BEGIN

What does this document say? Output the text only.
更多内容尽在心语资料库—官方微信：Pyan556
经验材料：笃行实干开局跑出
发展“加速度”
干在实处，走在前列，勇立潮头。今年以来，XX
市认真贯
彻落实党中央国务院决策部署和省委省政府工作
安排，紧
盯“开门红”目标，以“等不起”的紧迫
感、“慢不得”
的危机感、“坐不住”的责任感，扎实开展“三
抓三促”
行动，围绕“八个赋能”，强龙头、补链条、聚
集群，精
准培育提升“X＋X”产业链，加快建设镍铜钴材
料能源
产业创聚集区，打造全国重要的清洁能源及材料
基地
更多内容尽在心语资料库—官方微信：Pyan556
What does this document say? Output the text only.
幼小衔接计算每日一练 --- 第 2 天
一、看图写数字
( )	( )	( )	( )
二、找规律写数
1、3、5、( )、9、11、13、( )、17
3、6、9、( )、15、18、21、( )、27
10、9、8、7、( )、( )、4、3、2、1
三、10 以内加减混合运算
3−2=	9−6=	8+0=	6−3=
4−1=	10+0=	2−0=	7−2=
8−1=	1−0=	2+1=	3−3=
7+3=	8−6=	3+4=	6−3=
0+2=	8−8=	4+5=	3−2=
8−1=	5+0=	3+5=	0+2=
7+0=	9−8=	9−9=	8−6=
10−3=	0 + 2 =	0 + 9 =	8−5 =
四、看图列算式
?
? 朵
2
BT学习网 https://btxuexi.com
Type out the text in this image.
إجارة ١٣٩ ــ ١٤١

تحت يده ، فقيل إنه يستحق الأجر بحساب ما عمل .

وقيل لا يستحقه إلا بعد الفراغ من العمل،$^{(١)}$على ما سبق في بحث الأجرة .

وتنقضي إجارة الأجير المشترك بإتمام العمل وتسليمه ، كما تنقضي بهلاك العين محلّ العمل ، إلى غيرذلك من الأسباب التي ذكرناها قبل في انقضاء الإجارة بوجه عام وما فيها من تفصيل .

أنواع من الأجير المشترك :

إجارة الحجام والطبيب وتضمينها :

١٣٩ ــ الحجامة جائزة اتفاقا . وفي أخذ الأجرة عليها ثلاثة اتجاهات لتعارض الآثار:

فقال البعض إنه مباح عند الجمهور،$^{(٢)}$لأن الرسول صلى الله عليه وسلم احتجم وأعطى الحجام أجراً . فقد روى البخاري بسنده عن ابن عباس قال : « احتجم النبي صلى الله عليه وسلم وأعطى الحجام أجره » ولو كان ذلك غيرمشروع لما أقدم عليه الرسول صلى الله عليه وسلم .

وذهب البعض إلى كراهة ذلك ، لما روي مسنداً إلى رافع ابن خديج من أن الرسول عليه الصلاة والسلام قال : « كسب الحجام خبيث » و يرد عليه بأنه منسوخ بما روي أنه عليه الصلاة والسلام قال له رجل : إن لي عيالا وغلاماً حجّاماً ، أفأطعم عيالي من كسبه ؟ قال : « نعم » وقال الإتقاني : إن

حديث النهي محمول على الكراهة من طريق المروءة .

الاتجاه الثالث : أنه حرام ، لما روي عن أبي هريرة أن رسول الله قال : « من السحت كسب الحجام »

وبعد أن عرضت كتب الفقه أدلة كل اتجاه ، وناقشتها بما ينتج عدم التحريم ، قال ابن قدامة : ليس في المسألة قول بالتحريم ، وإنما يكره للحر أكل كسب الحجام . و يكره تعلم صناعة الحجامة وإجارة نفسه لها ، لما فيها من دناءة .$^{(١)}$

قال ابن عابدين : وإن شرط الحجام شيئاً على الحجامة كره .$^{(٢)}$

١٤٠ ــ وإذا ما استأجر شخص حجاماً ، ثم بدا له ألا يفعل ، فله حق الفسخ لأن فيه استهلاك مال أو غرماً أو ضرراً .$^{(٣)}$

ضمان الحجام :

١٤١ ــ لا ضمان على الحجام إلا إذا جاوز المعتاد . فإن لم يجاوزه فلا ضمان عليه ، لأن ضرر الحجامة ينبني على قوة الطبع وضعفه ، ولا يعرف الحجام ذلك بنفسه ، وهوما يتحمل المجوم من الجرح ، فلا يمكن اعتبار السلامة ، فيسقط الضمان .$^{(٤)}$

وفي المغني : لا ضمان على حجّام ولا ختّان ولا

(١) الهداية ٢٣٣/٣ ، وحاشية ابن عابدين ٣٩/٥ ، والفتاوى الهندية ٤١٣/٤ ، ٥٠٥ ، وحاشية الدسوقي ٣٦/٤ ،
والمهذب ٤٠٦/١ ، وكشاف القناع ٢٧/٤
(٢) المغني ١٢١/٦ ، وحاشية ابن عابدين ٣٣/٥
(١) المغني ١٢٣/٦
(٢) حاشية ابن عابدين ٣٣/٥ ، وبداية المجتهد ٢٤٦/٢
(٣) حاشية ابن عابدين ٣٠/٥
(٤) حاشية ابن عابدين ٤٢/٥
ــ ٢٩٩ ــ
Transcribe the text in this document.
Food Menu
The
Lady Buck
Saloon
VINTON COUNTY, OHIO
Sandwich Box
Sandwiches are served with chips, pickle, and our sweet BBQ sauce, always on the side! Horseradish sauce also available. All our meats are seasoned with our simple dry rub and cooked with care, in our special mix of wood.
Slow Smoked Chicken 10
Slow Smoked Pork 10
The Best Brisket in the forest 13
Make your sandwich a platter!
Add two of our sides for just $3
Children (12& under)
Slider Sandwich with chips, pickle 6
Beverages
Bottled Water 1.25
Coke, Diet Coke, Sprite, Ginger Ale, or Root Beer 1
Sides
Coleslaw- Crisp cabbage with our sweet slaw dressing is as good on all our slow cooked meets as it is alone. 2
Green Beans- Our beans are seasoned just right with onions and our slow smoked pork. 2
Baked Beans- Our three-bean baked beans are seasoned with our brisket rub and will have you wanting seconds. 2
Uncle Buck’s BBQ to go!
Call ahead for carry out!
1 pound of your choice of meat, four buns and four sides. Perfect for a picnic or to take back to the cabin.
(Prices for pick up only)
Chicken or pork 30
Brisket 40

END

▶ _What is required_: State the number of lines in the records that contain the string "الأجير", and nothing more.

▶ _Task solution_: 2